### Exercise task
Only the number is wanted: count the lines that include the word "style".

### Given data
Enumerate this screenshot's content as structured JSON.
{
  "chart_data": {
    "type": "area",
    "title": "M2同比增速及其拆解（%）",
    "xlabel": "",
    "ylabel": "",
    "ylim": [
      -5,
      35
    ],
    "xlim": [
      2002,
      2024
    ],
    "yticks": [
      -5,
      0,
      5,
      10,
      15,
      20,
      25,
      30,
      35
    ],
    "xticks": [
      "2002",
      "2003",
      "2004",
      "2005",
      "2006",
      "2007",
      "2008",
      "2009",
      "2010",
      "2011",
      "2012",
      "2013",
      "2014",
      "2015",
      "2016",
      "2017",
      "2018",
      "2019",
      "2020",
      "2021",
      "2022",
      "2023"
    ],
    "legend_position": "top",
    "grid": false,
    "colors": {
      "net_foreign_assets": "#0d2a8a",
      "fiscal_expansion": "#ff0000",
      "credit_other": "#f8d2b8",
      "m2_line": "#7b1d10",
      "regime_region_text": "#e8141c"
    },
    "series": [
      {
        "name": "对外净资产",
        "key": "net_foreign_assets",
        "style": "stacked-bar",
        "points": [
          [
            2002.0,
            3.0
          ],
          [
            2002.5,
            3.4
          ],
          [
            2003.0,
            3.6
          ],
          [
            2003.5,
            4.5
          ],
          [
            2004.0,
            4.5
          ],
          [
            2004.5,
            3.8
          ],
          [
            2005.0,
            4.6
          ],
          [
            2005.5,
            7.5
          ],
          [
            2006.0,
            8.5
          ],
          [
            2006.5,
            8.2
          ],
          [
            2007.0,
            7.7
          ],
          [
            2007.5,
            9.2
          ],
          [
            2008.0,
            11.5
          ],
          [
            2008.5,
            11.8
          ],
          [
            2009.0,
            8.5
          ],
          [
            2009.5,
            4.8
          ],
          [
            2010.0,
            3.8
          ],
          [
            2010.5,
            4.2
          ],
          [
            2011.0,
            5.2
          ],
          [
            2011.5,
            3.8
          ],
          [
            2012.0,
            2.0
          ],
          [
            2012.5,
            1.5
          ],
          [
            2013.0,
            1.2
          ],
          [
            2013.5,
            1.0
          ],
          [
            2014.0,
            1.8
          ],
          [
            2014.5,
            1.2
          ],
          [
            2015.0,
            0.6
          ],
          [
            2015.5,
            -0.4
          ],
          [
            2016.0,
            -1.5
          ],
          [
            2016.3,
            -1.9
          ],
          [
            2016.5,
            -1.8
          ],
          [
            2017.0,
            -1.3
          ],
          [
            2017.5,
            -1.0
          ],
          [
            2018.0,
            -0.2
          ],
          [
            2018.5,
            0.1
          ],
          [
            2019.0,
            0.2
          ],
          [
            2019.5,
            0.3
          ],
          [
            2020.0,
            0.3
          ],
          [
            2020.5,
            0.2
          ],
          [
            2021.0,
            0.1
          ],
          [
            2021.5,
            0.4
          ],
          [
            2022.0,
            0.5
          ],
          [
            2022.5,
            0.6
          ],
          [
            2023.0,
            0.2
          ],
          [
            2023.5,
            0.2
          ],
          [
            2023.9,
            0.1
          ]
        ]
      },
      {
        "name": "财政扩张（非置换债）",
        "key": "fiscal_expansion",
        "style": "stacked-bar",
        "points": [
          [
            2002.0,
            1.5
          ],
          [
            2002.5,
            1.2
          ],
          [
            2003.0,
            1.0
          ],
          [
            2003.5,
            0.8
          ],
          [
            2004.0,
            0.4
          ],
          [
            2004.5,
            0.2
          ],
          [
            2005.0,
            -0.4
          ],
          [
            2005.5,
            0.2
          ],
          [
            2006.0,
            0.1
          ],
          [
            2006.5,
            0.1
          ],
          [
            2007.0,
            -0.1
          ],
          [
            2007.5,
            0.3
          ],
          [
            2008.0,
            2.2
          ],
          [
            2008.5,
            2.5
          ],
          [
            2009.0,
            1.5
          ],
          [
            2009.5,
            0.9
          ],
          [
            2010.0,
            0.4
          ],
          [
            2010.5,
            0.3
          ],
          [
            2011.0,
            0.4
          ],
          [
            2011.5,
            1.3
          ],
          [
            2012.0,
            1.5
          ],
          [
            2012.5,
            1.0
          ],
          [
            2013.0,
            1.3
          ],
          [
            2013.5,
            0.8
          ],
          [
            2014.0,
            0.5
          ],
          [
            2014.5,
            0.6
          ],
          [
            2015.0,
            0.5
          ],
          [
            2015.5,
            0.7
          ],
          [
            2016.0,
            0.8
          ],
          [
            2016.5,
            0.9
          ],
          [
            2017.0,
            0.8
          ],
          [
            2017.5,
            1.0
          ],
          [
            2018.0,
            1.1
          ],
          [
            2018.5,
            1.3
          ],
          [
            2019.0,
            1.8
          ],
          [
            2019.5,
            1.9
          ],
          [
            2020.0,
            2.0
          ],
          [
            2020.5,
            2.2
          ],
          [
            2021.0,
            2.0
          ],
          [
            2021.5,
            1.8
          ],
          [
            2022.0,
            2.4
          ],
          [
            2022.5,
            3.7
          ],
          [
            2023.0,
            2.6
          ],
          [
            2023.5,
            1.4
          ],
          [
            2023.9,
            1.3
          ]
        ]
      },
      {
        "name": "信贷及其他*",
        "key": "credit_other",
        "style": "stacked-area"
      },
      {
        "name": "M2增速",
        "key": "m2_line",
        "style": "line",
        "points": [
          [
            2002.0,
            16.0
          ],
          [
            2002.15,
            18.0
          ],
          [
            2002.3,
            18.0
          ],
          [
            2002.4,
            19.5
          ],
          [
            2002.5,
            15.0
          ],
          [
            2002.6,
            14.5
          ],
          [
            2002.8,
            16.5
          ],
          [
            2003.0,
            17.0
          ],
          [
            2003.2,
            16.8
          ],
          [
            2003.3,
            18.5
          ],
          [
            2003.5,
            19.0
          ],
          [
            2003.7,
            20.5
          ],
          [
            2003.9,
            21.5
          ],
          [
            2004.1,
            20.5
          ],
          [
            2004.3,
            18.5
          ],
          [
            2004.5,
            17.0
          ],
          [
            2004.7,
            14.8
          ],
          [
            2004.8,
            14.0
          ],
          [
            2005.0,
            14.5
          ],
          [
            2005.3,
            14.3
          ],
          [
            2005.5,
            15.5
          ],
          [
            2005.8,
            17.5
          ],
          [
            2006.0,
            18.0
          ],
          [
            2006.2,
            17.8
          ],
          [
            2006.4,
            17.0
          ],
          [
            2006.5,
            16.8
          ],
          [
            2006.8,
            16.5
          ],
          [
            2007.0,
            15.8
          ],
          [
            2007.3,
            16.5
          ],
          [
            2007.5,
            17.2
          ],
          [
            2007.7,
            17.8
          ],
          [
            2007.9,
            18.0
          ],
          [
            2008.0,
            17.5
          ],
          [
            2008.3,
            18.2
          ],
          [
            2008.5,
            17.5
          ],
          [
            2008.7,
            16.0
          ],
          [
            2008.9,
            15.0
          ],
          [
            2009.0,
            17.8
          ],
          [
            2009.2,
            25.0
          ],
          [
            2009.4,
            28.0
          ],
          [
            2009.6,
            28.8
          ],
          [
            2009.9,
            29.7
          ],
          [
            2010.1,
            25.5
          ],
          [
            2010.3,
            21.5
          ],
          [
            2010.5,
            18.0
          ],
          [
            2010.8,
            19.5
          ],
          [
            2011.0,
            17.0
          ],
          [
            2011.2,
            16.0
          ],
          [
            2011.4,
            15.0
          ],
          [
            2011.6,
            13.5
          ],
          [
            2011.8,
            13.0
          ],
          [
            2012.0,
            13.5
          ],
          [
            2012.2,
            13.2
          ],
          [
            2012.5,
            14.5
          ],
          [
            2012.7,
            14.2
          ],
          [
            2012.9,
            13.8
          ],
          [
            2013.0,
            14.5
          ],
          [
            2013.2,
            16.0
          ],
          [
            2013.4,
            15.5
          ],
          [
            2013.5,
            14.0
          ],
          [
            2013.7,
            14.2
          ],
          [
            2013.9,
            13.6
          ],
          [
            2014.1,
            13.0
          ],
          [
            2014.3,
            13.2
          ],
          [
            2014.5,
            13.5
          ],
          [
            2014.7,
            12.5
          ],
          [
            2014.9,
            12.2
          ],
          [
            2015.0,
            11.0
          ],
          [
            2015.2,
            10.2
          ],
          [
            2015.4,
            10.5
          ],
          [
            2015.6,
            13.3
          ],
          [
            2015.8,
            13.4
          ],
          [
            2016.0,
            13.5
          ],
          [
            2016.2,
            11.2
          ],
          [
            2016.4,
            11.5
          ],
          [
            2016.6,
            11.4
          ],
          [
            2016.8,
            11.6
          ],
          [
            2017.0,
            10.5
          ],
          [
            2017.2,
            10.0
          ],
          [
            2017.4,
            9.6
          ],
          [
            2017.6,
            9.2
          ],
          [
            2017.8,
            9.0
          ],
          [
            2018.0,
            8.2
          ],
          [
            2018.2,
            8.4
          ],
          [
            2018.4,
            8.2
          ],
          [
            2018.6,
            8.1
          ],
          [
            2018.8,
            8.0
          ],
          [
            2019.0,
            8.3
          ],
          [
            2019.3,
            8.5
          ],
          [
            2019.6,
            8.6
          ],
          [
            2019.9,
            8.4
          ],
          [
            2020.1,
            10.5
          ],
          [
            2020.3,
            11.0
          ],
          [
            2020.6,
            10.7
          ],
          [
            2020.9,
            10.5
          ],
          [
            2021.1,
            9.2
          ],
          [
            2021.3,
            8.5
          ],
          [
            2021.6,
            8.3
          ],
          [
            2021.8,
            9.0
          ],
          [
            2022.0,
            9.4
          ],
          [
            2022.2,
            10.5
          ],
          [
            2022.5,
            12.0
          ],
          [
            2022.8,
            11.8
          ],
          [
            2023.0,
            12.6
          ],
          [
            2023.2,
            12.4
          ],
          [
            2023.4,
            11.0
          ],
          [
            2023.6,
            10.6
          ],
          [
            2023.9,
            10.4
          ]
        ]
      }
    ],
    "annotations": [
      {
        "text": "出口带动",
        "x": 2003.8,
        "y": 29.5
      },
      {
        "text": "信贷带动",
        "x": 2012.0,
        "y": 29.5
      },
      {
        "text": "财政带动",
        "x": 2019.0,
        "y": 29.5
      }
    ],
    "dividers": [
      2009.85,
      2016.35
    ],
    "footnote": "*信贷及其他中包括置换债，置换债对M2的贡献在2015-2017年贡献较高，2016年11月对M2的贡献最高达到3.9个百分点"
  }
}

### Completed exercise
4